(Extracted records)
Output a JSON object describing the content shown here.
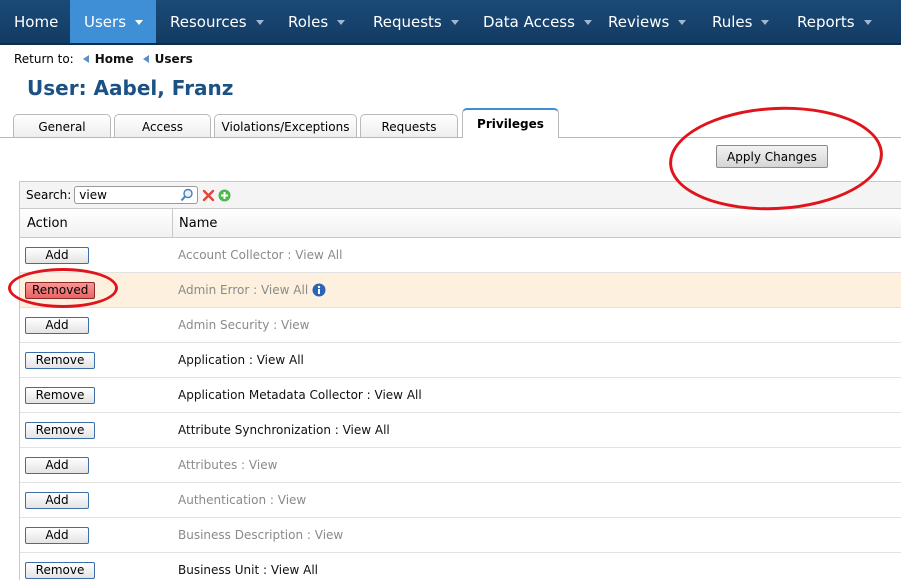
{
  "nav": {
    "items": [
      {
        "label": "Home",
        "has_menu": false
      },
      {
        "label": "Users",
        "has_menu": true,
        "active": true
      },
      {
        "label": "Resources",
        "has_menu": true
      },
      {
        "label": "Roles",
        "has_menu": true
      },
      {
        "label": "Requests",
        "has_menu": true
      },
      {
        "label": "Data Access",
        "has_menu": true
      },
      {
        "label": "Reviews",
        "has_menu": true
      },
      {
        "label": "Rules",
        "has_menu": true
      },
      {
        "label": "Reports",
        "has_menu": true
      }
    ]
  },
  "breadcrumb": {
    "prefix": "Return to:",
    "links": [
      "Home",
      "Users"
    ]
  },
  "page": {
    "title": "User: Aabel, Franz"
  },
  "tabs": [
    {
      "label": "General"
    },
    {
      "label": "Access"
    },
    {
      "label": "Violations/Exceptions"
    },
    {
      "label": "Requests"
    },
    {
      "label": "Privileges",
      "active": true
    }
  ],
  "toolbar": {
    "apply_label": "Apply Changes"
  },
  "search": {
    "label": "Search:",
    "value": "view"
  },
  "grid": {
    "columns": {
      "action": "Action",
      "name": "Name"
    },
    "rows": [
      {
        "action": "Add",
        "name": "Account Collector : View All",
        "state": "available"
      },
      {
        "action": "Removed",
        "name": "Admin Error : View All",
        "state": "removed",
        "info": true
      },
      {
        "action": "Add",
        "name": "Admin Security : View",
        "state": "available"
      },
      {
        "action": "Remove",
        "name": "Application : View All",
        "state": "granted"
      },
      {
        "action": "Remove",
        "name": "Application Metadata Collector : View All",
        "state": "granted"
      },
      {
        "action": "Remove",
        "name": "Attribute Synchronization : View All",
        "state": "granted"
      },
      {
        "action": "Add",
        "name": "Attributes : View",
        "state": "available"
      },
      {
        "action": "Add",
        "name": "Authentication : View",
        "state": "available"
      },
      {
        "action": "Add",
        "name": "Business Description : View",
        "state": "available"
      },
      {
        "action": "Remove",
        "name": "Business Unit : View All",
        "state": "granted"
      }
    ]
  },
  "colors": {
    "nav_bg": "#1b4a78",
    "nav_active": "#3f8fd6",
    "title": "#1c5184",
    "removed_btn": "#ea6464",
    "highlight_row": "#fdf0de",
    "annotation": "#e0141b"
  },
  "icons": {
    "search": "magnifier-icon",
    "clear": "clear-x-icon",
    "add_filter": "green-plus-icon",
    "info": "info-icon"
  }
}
...
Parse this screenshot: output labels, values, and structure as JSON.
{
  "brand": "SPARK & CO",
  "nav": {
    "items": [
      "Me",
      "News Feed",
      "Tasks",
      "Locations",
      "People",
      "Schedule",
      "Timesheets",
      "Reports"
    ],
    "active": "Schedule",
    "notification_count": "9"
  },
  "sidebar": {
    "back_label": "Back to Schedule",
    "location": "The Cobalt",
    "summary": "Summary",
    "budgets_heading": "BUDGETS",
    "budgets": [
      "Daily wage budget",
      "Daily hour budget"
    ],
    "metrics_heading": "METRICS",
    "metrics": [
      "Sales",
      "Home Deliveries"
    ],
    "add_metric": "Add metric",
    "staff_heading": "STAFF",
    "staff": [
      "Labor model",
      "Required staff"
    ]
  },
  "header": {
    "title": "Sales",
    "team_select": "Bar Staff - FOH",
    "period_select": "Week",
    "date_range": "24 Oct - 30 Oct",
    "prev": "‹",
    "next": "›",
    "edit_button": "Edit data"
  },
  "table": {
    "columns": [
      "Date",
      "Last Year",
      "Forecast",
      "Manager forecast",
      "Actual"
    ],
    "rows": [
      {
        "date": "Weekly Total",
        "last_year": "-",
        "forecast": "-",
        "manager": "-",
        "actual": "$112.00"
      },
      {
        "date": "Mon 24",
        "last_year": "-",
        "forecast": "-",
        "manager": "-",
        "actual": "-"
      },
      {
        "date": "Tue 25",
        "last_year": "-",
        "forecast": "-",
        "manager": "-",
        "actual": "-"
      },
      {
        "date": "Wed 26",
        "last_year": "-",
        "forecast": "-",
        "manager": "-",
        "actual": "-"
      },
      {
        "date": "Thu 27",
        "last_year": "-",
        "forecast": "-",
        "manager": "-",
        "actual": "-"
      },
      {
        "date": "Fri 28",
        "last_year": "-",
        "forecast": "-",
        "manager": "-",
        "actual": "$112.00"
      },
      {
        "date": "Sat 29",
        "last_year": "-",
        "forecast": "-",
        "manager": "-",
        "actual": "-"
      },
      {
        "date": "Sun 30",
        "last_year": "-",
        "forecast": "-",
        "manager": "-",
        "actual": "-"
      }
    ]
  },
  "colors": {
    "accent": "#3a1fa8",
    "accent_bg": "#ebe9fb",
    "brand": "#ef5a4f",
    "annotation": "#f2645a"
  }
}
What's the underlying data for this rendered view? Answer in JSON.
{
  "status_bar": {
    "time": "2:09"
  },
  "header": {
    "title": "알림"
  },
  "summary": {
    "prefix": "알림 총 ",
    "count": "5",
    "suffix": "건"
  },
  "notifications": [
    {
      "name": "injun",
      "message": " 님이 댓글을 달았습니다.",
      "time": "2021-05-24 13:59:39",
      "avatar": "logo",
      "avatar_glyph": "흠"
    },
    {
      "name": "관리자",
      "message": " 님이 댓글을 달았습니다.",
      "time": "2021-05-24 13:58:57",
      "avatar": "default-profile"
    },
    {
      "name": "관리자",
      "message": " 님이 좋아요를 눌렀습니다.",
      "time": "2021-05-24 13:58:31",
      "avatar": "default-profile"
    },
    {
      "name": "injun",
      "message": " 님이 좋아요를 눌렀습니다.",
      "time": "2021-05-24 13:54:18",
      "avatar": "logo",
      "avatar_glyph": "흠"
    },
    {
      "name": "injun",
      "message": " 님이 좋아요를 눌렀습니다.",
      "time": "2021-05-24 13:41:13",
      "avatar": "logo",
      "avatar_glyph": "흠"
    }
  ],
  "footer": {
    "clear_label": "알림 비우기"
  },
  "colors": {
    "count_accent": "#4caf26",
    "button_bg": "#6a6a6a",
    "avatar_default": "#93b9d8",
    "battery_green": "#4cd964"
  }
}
==
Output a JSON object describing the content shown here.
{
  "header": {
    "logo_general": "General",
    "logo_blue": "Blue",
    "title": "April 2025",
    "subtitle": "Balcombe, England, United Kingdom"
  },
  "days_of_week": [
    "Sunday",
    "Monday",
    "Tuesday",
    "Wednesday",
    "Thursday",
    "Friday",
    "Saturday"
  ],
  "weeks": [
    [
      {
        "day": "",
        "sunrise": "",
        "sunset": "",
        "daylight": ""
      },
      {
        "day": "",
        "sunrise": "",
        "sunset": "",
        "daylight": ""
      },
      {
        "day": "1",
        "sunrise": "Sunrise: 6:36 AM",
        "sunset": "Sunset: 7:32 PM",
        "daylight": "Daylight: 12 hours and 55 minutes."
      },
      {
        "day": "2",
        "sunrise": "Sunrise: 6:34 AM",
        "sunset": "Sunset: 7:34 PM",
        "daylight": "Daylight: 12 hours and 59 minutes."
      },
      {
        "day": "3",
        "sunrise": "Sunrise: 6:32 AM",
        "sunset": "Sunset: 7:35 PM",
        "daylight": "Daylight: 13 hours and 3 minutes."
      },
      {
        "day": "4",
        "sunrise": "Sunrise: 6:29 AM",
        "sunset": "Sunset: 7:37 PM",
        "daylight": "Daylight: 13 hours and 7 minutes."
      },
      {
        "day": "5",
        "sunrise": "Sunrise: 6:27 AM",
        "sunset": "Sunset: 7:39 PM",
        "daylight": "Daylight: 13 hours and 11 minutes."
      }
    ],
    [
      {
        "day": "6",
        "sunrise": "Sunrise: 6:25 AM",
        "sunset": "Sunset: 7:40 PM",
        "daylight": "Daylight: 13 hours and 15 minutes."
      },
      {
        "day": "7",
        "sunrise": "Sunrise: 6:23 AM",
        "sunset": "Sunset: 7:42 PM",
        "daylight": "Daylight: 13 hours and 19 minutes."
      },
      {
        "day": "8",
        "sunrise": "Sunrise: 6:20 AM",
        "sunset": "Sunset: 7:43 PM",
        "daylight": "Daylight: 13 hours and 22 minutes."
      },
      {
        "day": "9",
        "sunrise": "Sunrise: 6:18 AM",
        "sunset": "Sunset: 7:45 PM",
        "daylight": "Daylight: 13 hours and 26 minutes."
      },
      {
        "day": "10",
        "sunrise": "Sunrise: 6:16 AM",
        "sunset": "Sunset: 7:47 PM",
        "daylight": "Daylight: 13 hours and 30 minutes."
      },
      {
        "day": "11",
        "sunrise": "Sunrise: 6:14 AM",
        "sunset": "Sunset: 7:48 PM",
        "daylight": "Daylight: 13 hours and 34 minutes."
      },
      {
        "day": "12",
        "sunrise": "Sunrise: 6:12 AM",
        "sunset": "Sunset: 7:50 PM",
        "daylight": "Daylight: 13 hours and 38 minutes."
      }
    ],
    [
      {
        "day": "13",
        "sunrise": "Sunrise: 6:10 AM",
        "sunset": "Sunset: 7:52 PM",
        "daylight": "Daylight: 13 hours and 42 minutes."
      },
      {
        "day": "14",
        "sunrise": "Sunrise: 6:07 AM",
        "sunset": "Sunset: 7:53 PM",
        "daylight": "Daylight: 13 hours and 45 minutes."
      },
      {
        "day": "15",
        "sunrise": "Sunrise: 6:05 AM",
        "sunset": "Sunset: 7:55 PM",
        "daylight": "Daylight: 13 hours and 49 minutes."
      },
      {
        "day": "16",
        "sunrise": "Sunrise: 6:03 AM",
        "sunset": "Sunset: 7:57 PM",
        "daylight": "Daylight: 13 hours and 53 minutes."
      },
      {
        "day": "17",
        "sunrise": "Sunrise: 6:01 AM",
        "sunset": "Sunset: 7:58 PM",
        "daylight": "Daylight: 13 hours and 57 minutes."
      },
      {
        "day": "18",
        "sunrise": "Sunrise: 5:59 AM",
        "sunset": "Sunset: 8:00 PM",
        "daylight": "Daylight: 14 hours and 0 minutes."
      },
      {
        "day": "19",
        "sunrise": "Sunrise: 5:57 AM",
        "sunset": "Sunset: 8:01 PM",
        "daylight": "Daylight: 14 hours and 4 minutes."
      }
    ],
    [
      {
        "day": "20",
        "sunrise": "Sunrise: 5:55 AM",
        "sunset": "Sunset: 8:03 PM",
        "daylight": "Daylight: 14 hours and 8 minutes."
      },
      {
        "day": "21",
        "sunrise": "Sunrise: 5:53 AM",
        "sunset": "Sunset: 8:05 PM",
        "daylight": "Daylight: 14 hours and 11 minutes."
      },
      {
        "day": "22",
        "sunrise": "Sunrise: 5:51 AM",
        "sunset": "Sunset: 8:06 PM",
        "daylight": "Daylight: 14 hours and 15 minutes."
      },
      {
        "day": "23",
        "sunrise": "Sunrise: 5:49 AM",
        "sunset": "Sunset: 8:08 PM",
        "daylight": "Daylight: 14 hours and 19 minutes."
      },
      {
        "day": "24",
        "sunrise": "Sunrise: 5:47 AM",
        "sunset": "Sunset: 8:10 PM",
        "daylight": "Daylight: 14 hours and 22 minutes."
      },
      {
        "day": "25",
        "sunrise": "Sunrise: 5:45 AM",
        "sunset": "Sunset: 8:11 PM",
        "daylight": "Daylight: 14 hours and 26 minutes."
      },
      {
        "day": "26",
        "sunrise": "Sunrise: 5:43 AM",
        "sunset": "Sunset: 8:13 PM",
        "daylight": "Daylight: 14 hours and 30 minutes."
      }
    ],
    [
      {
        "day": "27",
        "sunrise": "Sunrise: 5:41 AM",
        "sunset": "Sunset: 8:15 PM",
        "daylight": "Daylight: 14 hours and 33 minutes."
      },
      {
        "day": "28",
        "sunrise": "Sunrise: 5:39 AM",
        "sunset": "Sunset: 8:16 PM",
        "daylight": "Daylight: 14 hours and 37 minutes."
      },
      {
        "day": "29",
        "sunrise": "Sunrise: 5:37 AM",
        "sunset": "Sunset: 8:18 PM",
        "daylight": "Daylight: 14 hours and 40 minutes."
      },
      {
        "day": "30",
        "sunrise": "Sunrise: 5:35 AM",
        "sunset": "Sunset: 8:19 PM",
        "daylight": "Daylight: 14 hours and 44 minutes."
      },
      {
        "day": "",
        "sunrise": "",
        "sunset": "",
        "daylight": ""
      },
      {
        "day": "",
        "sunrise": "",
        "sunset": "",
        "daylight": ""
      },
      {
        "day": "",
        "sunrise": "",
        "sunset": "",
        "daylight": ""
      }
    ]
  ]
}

- [Task instructions]: Search the preceding listing for the word "Schedule" and pull out every line that holds it.

- [Exercise solution]:
      "Schedule",
    "active": "Schedule",
    "back_label": "Back to Schedule",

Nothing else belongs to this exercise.